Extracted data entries
════════════════════

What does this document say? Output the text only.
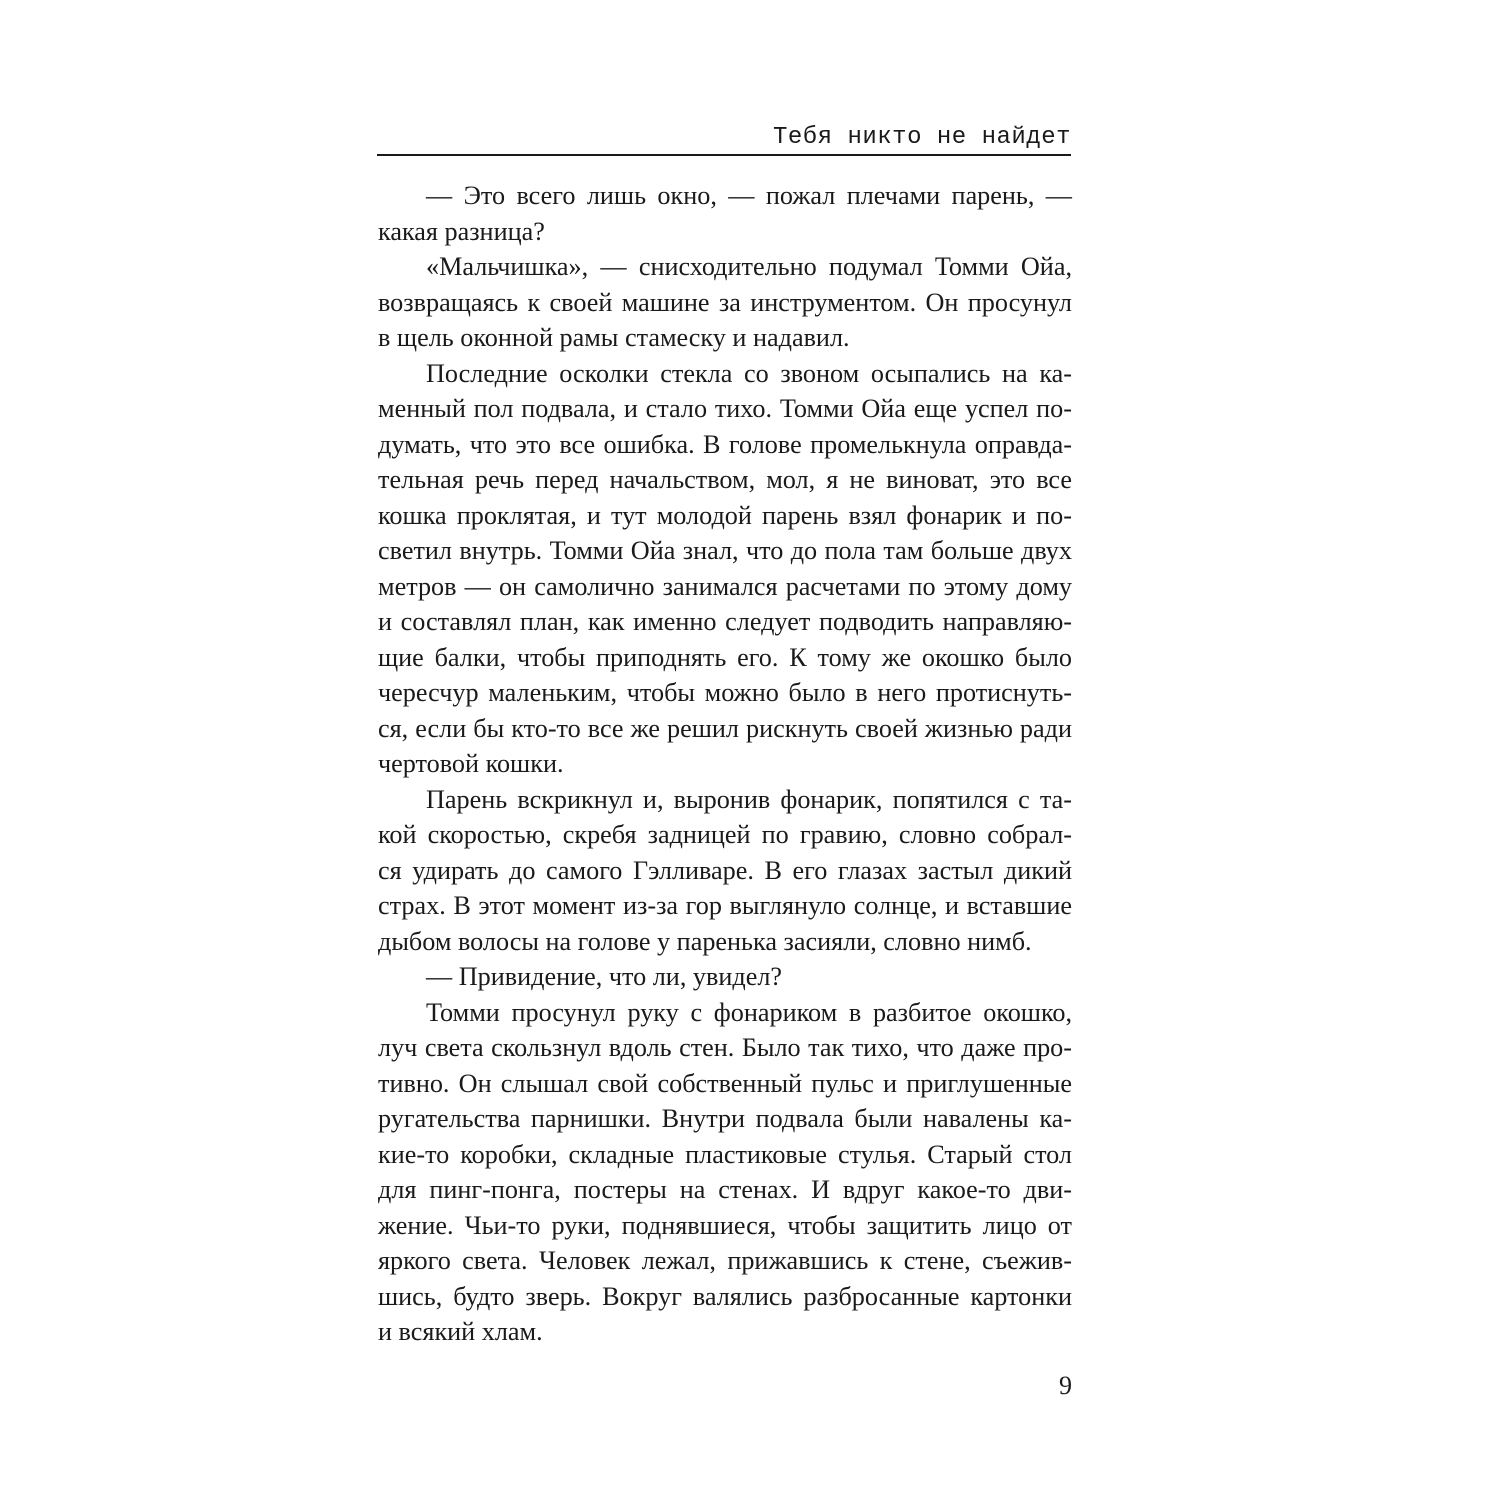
Тебя никто не найдет

— Это всего лишь окно, — пожал плечами парень, —
какая разница?

«Мальчишка», — снисходительно подумал Томми Ойа,
возвращаясь к своей машине за инструментом. Он просунул
в щель оконной рамы стамеску и надавил.

Последние осколки стекла со звоном осыпались на ка-
менный пол подвала, и стало тихо. Томми Ойа еще успел по-
думать, что это все ошибка. В голове промелькнула оправда-
тельная речь перед начальством, мол, я не виноват, это все
кошка проклятая, и тут молодой парень взял фонарик и по-
светил внутрь. Томми Ойа знал, что до пола там больше двух
метров — он самолично занимался расчетами по этому дому
и составлял план, как именно следует подводить направляю-
щие балки, чтобы приподнять его. К тому же окошко было
чересчур маленьким, чтобы можно было в него протиснуть-
ся, если бы кто-то все же решил рискнуть своей жизнью ради
чертовой кошки.

Парень вскрикнул и, выронив фонарик, попятился с та-
кой скоростью, скребя задницей по гравию, словно собрал-
ся удирать до самого Гэлливаре. В его глазах застыл дикий
страх. В этот момент из-за гор выглянуло солнце, и вставшие
дыбом волосы на голове у паренька засияли, словно нимб.

— Привидение, что ли, увидел?

Томми просунул руку с фонариком в разбитое окошко,
луч света скользнул вдоль стен. Было так тихо, что даже про-
тивно. Он слышал свой собственный пульс и приглушенные
ругательства парнишки. Внутри подвала были навалены ка-
кие-то коробки, складные пластиковые стулья. Старый стол
для пинг-понга, постеры на стенах. И вдруг какое-то дви-
жение. Чьи-то руки, поднявшиеся, чтобы защитить лицо от
яркого света. Человек лежал, прижавшись к стене, съежив-
шись, будто зверь. Вокруг валялись разбросанные картонки
и всякий хлам.

9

════════════════════

[REQUIRED WORK]:
Pull out all lines from the entries above that include the word "словно".

[ANSWER TO THIS PROBLEM]:
кой скоростью, скребя задницей по гравию, словно собрал-
дыбом волосы на голове у паренька засияли, словно нимб.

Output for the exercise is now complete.